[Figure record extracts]
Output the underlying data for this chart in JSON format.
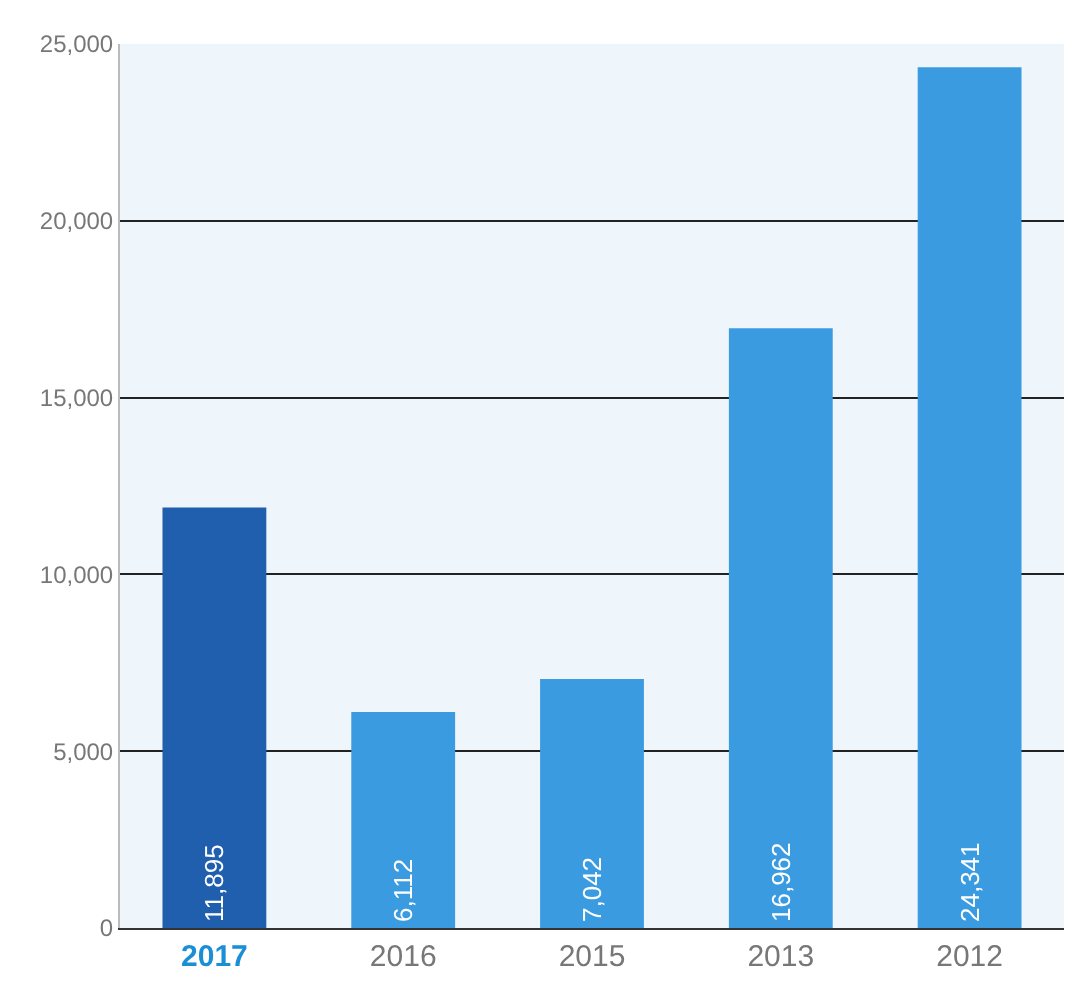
{
  "chart_data": {
    "type": "bar",
    "categories": [
      "2017",
      "2016",
      "2015",
      "2013",
      "2012"
    ],
    "values": [
      11895,
      6112,
      7042,
      16962,
      24341
    ],
    "colors": [
      "#1f5fae",
      "#3a9be0",
      "#3a9be0",
      "#3a9be0",
      "#3a9be0"
    ],
    "value_labels": [
      "11,895",
      "6,112",
      "7,042",
      "16,962",
      "24,341"
    ],
    "ylim": [
      0,
      25000
    ],
    "yticks": [
      0,
      {
        "value": 5000,
        "label": "5,000"
      },
      {
        "value": 10000,
        "label": "10,000"
      },
      {
        "value": 15000,
        "label": "15,000"
      },
      {
        "value": 20000,
        "label": "20,000"
      },
      {
        "value": 25000,
        "label": "25,000"
      }
    ],
    "grid": "y",
    "legend": false
  }
}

**Exercise description:**
Word for word, quote the full listing, omitting every picture.

**Answer to the task:**
Output the underlying data for this chart in JSON format.
{
  "chart_data": {
    "type": "bar",
    "categories": [
      "2017",
      "2016",
      "2015",
      "2013",
      "2012"
    ],
    "values": [
      11895,
      6112,
      7042,
      16962,
      24341
    ],
    "colors": [
      "#1f5fae",
      "#3a9be0",
      "#3a9be0",
      "#3a9be0",
      "#3a9be0"
    ],
    "value_labels": [
      "11,895",
      "6,112",
      "7,042",
      "16,962",
      "24,341"
    ],
    "ylim": [
      0,
      25000
    ],
    "yticks": [
      0,
      {
        "value": 5000,
        "label": "5,000"
      },
      {
        "value": 10000,
        "label": "10,000"
      },
      {
        "value": 15000,
        "label": "15,000"
      },
      {
        "value": 20000,
        "label": "20,000"
      },
      {
        "value": 25000,
        "label": "25,000"
      }
    ],
    "grid": "y",
    "legend": false
  }
}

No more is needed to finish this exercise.